• _Written request_
Locate all lines with the word "Chosen" and copy them out.

***** Task inputs *****

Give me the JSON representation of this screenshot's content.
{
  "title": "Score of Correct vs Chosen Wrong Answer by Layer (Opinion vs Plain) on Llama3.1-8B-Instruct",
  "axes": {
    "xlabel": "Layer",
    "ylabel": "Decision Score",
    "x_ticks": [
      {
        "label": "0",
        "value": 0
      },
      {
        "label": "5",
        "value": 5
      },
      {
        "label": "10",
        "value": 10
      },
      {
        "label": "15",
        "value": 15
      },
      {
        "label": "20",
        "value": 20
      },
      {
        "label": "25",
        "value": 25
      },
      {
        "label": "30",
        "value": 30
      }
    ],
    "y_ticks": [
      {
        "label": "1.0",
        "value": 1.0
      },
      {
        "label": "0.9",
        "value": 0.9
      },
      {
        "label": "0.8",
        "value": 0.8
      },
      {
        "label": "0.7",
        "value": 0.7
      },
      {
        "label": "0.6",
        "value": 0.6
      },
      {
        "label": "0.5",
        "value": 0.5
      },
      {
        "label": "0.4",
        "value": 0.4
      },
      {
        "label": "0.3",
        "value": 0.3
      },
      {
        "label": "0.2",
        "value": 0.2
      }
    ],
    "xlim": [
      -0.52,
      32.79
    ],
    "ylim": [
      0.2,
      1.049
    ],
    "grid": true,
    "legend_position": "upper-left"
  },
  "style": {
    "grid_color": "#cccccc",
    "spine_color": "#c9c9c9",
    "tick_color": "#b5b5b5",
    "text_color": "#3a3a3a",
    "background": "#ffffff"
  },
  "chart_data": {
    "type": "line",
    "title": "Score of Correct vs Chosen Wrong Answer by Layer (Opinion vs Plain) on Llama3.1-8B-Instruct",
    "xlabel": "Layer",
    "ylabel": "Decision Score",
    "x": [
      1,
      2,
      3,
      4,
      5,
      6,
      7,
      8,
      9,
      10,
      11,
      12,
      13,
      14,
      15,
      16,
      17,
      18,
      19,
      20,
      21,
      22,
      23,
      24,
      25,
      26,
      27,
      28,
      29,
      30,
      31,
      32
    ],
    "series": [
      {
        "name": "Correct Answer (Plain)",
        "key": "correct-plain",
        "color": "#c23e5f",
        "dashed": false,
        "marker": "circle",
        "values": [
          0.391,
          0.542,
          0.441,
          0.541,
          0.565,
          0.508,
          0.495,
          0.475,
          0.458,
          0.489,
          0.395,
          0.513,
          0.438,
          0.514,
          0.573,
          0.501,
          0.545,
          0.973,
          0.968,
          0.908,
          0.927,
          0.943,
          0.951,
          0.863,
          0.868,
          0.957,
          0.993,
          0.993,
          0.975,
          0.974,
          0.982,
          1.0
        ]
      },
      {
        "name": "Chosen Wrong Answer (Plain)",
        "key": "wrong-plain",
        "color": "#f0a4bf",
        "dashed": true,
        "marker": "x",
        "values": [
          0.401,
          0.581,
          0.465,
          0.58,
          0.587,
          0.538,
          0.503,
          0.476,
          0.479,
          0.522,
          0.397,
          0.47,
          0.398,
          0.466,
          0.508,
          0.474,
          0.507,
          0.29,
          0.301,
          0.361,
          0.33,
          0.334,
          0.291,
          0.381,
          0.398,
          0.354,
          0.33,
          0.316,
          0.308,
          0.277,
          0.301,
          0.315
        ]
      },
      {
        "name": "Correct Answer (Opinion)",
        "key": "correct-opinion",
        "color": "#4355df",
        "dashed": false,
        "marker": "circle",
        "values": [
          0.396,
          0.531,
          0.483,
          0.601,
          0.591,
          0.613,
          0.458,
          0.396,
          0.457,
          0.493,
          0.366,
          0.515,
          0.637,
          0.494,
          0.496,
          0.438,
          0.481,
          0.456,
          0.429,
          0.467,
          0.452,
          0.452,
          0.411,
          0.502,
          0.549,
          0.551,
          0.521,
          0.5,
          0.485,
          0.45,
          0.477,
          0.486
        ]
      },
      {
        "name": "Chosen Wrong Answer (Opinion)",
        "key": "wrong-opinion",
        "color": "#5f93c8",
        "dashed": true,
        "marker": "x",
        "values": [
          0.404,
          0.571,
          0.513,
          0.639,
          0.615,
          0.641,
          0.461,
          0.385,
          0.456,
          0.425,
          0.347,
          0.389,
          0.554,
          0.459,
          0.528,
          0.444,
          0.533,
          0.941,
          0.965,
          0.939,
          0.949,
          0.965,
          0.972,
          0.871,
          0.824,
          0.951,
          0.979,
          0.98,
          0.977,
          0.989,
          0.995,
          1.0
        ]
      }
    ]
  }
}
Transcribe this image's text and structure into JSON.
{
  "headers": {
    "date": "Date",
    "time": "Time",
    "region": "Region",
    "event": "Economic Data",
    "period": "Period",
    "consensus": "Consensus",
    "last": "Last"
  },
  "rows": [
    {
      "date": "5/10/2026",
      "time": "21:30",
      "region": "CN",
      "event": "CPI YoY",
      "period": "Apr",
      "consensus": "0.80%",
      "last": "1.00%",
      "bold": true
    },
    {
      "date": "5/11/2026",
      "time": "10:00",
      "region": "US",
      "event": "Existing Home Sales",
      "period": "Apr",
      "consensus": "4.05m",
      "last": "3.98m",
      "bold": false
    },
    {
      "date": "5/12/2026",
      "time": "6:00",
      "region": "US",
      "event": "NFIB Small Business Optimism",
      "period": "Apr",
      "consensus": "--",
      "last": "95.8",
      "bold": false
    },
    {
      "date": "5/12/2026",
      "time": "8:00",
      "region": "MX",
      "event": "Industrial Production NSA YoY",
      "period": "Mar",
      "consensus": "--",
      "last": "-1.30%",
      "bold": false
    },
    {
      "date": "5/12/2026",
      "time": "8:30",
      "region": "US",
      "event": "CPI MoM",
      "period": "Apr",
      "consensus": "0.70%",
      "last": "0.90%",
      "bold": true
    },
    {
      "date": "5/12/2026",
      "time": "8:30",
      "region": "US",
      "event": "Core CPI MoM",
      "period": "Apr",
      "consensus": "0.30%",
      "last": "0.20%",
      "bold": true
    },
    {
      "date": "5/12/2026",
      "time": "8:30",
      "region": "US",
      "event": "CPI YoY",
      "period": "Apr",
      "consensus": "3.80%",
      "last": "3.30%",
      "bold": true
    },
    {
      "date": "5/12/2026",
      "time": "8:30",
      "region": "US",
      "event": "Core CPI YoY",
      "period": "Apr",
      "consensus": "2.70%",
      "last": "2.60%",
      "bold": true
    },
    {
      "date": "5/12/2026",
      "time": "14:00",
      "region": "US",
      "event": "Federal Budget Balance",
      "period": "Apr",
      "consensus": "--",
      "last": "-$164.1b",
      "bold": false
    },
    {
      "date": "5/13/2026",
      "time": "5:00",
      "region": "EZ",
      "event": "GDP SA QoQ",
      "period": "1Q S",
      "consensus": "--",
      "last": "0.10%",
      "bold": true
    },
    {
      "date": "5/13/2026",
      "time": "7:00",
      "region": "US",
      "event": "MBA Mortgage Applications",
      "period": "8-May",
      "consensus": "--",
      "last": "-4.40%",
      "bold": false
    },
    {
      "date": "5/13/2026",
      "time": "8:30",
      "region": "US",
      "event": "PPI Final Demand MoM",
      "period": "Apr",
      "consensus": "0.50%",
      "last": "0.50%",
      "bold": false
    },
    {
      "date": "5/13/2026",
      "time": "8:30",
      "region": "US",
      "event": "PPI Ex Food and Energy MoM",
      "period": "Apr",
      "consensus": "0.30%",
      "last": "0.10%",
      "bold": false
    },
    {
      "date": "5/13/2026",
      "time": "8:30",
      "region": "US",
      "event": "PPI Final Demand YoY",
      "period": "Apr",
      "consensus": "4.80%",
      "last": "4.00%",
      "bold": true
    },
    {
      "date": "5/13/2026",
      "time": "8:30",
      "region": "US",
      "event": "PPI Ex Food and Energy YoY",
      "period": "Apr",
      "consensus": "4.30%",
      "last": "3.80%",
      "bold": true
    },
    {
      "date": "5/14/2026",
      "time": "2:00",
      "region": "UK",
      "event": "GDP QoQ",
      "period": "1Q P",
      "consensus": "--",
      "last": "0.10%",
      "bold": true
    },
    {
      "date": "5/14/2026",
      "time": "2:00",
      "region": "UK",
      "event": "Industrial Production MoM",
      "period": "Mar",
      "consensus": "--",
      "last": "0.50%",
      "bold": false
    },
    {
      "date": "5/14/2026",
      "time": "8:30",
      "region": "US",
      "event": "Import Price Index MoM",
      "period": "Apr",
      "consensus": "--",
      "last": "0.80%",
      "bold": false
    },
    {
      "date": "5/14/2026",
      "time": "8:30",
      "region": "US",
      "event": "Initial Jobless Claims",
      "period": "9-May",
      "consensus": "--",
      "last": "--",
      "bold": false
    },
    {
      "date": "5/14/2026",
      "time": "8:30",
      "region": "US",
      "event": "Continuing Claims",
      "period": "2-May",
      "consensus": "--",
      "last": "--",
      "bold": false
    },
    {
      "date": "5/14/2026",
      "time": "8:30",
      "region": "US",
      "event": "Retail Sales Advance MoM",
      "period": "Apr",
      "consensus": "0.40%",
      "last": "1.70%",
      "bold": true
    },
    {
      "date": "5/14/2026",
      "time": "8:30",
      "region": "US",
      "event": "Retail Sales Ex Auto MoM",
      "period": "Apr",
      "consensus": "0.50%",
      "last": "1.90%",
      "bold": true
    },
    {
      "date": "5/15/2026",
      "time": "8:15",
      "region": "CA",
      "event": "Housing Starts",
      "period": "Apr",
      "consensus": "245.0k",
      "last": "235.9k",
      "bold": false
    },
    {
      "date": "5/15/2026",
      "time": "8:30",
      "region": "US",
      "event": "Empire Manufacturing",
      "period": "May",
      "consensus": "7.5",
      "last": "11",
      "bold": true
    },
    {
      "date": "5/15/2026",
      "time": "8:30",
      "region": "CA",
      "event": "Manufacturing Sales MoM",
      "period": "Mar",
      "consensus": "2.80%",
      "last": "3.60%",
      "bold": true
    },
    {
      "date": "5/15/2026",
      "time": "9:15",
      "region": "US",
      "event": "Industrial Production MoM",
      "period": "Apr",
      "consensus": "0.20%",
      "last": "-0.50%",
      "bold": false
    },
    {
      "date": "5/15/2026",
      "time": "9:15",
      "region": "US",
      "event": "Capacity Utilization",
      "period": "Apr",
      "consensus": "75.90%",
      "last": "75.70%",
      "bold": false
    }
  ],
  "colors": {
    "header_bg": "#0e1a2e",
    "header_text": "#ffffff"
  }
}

*****

• _Completed exercise_
  "title": "Score of Correct vs Chosen Wrong Answer by Layer (Opinion vs Plain) on Llama3.1-8B-Instruct",
    "title": "Score of Correct vs Chosen Wrong Answer by Layer (Opinion vs Plain) on Llama3.1-8B-Instruct",
        "name": "Chosen Wrong Answer (Plain)",
        "name": "Chosen Wrong Answer (Opinion)",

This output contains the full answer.